Count the lines below that contain the word "sugar", and report only that number.

# MATERIAL PROVIDED start

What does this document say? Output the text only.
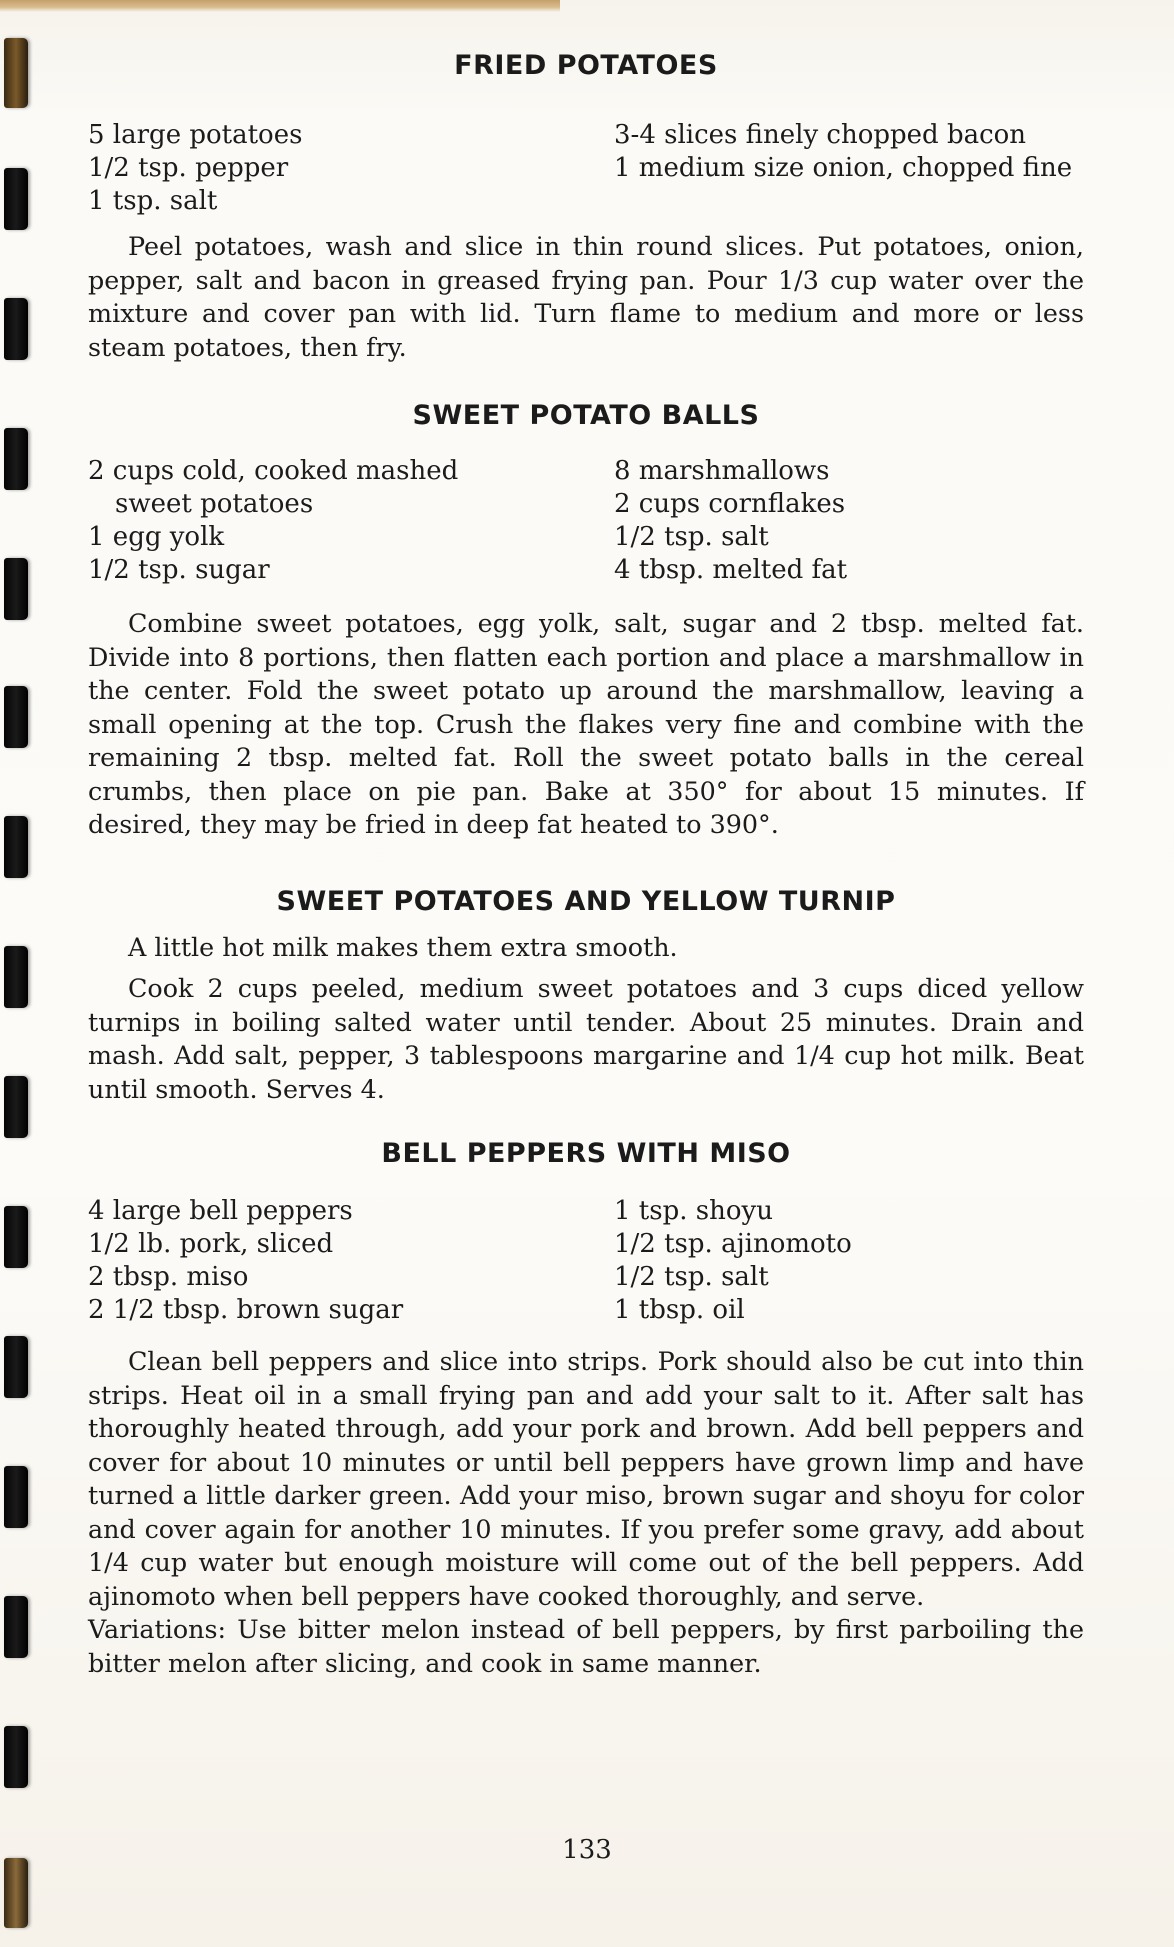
FRIED POTATOES
5 large potatoes
1/2 tsp. pepper
1 tsp. salt
3-4 slices finely chopped bacon
1 medium size onion, chopped fine

Peel potatoes, wash and slice in thin round slices. Put potatoes, onion, pepper, salt and bacon in greased frying pan. Pour 1/3 cup water over the mixture and cover pan with lid. Turn flame to medium and more or less steam potatoes, then fry.

SWEET POTATO BALLS
2 cups cold, cooked mashed
sweet potatoes
1 egg yolk
1/2 tsp. sugar
8 marshmallows
2 cups cornflakes
1/2 tsp. salt
4 tbsp. melted fat

Combine sweet potatoes, egg yolk, salt, sugar and 2 tbsp. melted fat. Divide into 8 portions, then flatten each portion and place a marshmallow in the center. Fold the sweet potato up around the marshmallow, leaving a small opening at the top. Crush the flakes very fine and combine with the remaining 2 tbsp. melted fat. Roll the sweet potato balls in the cereal crumbs, then place on pie pan. Bake at 350° for about 15 minutes. If desired, they may be fried in deep fat heated to 390°.

SWEET POTATOES AND YELLOW TURNIP

A little hot milk makes them extra smooth.

Cook 2 cups peeled, medium sweet potatoes and 3 cups diced yellow turnips in boiling salted water until tender. About 25 minutes. Drain and mash. Add salt, pepper, 3 tablespoons margarine and 1/4 cup hot milk. Beat until smooth. Serves 4.

BELL PEPPERS WITH MISO
4 large bell peppers
1/2 lb. pork, sliced
2 tbsp. miso
2 1/2 tbsp. brown sugar
1 tsp. shoyu
1/2 tsp. ajinomoto
1/2 tsp. salt
1 tbsp. oil

Clean bell peppers and slice into strips. Pork should also be cut into thin strips. Heat oil in a small frying pan and add your salt to it. After salt has thoroughly heated through, add your pork and brown. Add bell peppers and cover for about 10 minutes or until bell peppers have grown limp and have turned a little darker green. Add your miso, brown sugar and shoyu for color and cover again for another 10 minutes. If you prefer some gravy, add about 1/4 cup water but enough moisture will come out of the bell peppers. Add ajinomoto when bell peppers have cooked thoroughly, and serve.

Variations: Use bitter melon instead of bell peppers, by first parboiling the bitter melon after slicing, and cook in same manner.

133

# MATERIAL PROVIDED end

* ANSWER TO THE TASK *
4